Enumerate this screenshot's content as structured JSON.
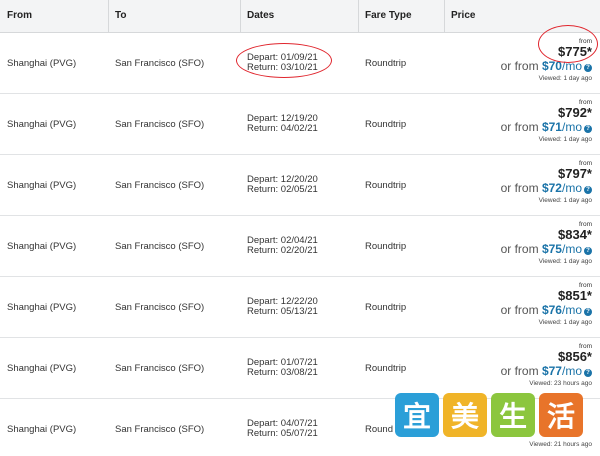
{
  "header": {
    "from": "From",
    "to": "To",
    "dates": "Dates",
    "fare_type": "Fare Type",
    "price": "Price"
  },
  "rows": [
    {
      "from": "Shanghai (PVG)",
      "to": "San Francisco (SFO)",
      "depart": "Depart: 01/09/21",
      "return": "Return: 03/10/21",
      "fare": "Roundtrip",
      "from_label": "from",
      "price": "$775*",
      "or_from": "or from",
      "monthly": "$70",
      "mo": "/mo",
      "viewed": "Viewed: 1 day ago"
    },
    {
      "from": "Shanghai (PVG)",
      "to": "San Francisco (SFO)",
      "depart": "Depart: 12/19/20",
      "return": "Return: 04/02/21",
      "fare": "Roundtrip",
      "from_label": "from",
      "price": "$792*",
      "or_from": "or from",
      "monthly": "$71",
      "mo": "/mo",
      "viewed": "Viewed: 1 day ago"
    },
    {
      "from": "Shanghai (PVG)",
      "to": "San Francisco (SFO)",
      "depart": "Depart: 12/20/20",
      "return": "Return: 02/05/21",
      "fare": "Roundtrip",
      "from_label": "from",
      "price": "$797*",
      "or_from": "or from",
      "monthly": "$72",
      "mo": "/mo",
      "viewed": "Viewed: 1 day ago"
    },
    {
      "from": "Shanghai (PVG)",
      "to": "San Francisco (SFO)",
      "depart": "Depart: 02/04/21",
      "return": "Return: 02/20/21",
      "fare": "Roundtrip",
      "from_label": "from",
      "price": "$834*",
      "or_from": "or from",
      "monthly": "$75",
      "mo": "/mo",
      "viewed": "Viewed: 1 day ago"
    },
    {
      "from": "Shanghai (PVG)",
      "to": "San Francisco (SFO)",
      "depart": "Depart: 12/22/20",
      "return": "Return: 05/13/21",
      "fare": "Roundtrip",
      "from_label": "from",
      "price": "$851*",
      "or_from": "or from",
      "monthly": "$76",
      "mo": "/mo",
      "viewed": "Viewed: 1 day ago"
    },
    {
      "from": "Shanghai (PVG)",
      "to": "San Francisco (SFO)",
      "depart": "Depart: 01/07/21",
      "return": "Return: 03/08/21",
      "fare": "Roundtrip",
      "from_label": "from",
      "price": "$856*",
      "or_from": "or from",
      "monthly": "$77",
      "mo": "/mo",
      "viewed": "Viewed: 23 hours ago"
    },
    {
      "from": "Shanghai (PVG)",
      "to": "San Francisco (SFO)",
      "depart": "Depart: 04/07/21",
      "return": "Return: 05/07/21",
      "fare": "Round",
      "from_label": "",
      "price": "",
      "or_from": "",
      "monthly": "",
      "mo": "",
      "viewed": "Viewed: 21 hours ago"
    }
  ],
  "info_icon": "?",
  "watermark": {
    "chars": [
      "宜",
      "美",
      "生",
      "活"
    ],
    "colors": [
      "#2b9fd8",
      "#f0b428",
      "#8cc63e",
      "#e8742a"
    ]
  },
  "colors": {
    "accent": "#1a73a8",
    "annotation": "#e0262e"
  }
}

☆ ☆ ☆ ☆ ☆

[EXERCISE PROMPT] All the records need to be repeated exactly, with the images dropped.

[FINAL ANSWER]
Enumerate this screenshot's content as structured JSON.
{
  "header": {
    "from": "From",
    "to": "To",
    "dates": "Dates",
    "fare_type": "Fare Type",
    "price": "Price"
  },
  "rows": [
    {
      "from": "Shanghai (PVG)",
      "to": "San Francisco (SFO)",
      "depart": "Depart: 01/09/21",
      "return": "Return: 03/10/21",
      "fare": "Roundtrip",
      "from_label": "from",
      "price": "$775*",
      "or_from": "or from",
      "monthly": "$70",
      "mo": "/mo",
      "viewed": "Viewed: 1 day ago"
    },
    {
      "from": "Shanghai (PVG)",
      "to": "San Francisco (SFO)",
      "depart": "Depart: 12/19/20",
      "return": "Return: 04/02/21",
      "fare": "Roundtrip",
      "from_label": "from",
      "price": "$792*",
      "or_from": "or from",
      "monthly": "$71",
      "mo": "/mo",
      "viewed": "Viewed: 1 day ago"
    },
    {
      "from": "Shanghai (PVG)",
      "to": "San Francisco (SFO)",
      "depart": "Depart: 12/20/20",
      "return": "Return: 02/05/21",
      "fare": "Roundtrip",
      "from_label": "from",
      "price": "$797*",
      "or_from": "or from",
      "monthly": "$72",
      "mo": "/mo",
      "viewed": "Viewed: 1 day ago"
    },
    {
      "from": "Shanghai (PVG)",
      "to": "San Francisco (SFO)",
      "depart": "Depart: 02/04/21",
      "return": "Return: 02/20/21",
      "fare": "Roundtrip",
      "from_label": "from",
      "price": "$834*",
      "or_from": "or from",
      "monthly": "$75",
      "mo": "/mo",
      "viewed": "Viewed: 1 day ago"
    },
    {
      "from": "Shanghai (PVG)",
      "to": "San Francisco (SFO)",
      "depart": "Depart: 12/22/20",
      "return": "Return: 05/13/21",
      "fare": "Roundtrip",
      "from_label": "from",
      "price": "$851*",
      "or_from": "or from",
      "monthly": "$76",
      "mo": "/mo",
      "viewed": "Viewed: 1 day ago"
    },
    {
      "from": "Shanghai (PVG)",
      "to": "San Francisco (SFO)",
      "depart": "Depart: 01/07/21",
      "return": "Return: 03/08/21",
      "fare": "Roundtrip",
      "from_label": "from",
      "price": "$856*",
      "or_from": "or from",
      "monthly": "$77",
      "mo": "/mo",
      "viewed": "Viewed: 23 hours ago"
    },
    {
      "from": "Shanghai (PVG)",
      "to": "San Francisco (SFO)",
      "depart": "Depart: 04/07/21",
      "return": "Return: 05/07/21",
      "fare": "Round",
      "from_label": "",
      "price": "",
      "or_from": "",
      "monthly": "",
      "mo": "",
      "viewed": "Viewed: 21 hours ago"
    }
  ],
  "info_icon": "?",
  "watermark": {
    "chars": [
      "宜",
      "美",
      "生",
      "活"
    ],
    "colors": [
      "#2b9fd8",
      "#f0b428",
      "#8cc63e",
      "#e8742a"
    ]
  },
  "colors": {
    "accent": "#1a73a8",
    "annotation": "#e0262e"
  }
}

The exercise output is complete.